— START Dataset excerpts —
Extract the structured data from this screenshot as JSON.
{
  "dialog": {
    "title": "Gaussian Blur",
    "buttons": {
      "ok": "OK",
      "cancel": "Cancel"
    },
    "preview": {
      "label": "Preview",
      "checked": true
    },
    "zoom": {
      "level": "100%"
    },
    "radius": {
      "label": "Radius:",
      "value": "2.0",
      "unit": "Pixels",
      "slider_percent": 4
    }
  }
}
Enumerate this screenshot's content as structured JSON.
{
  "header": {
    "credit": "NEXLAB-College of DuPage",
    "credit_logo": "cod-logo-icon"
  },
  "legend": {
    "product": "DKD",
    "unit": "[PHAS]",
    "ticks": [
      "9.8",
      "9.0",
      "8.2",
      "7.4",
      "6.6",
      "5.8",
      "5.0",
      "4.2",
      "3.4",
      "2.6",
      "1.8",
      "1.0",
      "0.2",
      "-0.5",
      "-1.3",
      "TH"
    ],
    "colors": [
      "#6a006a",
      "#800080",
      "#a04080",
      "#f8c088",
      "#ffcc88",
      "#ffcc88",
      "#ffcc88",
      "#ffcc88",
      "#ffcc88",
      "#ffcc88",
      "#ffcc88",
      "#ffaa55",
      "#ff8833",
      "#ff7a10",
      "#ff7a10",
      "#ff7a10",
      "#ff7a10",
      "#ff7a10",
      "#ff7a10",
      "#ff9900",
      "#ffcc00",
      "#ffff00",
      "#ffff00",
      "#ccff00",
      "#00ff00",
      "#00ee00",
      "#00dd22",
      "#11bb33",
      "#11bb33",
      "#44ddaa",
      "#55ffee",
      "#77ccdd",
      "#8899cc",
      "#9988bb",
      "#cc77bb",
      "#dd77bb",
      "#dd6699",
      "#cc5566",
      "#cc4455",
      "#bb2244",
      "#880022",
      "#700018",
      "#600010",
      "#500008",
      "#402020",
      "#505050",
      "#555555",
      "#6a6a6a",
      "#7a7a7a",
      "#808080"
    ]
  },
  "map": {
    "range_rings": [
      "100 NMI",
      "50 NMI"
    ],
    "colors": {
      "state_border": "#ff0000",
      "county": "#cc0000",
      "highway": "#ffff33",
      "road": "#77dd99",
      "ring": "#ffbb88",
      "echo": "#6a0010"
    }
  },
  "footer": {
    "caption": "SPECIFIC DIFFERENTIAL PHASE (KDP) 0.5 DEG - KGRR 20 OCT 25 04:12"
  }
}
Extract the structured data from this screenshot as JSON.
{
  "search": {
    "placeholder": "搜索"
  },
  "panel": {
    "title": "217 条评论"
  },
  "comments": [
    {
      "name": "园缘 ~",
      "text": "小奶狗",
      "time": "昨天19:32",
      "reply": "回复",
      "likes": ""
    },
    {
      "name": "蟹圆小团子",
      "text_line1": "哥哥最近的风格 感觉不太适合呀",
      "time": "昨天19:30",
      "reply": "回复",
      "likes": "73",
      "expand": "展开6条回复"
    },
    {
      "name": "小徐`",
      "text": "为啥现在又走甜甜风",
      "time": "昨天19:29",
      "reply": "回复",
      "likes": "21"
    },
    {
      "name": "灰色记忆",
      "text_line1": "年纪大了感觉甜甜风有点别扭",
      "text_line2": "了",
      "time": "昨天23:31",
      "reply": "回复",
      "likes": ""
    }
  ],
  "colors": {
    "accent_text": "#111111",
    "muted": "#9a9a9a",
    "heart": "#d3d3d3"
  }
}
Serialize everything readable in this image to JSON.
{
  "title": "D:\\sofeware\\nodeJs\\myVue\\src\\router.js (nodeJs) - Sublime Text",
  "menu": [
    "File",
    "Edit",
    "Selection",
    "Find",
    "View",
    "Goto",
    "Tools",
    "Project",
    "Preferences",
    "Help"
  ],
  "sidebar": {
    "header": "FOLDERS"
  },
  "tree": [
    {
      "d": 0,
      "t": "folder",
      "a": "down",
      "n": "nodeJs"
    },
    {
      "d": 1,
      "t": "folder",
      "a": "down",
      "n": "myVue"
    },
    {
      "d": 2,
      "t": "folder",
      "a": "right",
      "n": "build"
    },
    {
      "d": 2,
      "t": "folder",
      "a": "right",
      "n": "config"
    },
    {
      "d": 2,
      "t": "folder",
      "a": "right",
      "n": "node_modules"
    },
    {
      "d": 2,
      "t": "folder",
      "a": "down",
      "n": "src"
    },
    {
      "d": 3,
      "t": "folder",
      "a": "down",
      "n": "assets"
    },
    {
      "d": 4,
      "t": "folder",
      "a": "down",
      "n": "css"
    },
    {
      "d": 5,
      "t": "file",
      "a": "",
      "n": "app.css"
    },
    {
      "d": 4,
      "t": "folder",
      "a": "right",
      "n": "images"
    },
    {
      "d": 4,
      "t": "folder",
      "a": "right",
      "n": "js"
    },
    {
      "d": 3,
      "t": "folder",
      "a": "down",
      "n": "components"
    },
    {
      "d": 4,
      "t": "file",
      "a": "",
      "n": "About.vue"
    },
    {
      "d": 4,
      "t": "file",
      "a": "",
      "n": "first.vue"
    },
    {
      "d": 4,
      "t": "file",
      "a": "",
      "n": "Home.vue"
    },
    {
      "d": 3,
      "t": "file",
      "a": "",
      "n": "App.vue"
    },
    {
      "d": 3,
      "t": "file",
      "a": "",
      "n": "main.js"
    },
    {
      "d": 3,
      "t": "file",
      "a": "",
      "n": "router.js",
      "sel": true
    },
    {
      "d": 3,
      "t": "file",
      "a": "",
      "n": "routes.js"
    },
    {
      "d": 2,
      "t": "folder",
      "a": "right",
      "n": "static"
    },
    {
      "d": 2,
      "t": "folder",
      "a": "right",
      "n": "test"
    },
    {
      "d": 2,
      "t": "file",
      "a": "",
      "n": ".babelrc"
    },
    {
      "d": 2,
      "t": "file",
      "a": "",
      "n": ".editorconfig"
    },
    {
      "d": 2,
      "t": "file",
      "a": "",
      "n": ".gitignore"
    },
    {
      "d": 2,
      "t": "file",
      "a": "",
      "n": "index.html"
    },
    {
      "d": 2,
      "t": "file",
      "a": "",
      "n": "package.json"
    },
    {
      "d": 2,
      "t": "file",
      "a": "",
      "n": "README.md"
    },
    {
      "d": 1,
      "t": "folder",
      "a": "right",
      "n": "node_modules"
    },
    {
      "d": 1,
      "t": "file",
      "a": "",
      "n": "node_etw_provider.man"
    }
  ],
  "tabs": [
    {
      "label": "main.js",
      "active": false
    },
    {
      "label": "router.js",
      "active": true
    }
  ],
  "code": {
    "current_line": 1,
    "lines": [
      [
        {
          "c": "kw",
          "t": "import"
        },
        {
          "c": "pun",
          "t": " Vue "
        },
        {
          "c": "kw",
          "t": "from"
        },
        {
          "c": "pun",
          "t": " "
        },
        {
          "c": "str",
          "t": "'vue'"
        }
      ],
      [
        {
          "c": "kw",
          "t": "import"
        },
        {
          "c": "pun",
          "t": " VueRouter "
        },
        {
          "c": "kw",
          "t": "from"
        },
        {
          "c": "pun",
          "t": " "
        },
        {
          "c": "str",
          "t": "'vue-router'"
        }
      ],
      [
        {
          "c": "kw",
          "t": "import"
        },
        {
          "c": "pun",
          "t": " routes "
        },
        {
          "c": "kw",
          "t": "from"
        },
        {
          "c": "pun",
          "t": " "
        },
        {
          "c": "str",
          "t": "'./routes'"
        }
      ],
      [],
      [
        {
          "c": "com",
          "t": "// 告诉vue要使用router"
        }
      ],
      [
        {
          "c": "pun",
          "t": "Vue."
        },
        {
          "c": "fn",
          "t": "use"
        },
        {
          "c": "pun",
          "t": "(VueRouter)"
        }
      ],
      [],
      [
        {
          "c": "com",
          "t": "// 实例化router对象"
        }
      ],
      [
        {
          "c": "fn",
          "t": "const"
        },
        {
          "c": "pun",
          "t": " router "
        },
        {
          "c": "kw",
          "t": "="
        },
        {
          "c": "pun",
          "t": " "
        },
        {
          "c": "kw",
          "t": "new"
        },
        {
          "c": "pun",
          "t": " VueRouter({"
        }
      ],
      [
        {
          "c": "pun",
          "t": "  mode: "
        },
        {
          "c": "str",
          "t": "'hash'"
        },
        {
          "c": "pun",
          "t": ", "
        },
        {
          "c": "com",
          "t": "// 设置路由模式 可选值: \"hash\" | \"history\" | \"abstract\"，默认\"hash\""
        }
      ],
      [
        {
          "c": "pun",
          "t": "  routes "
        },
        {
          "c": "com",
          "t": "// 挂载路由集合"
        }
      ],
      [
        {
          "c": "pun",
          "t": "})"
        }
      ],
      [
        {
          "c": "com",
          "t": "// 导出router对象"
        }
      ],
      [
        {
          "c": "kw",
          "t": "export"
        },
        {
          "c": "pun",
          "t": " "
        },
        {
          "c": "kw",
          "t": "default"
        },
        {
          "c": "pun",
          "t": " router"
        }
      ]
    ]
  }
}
— END Dataset excerpts —
• **Your instructions**
Report how many lines of the records above contain the word "label", and give only that number.

• **Solution**
4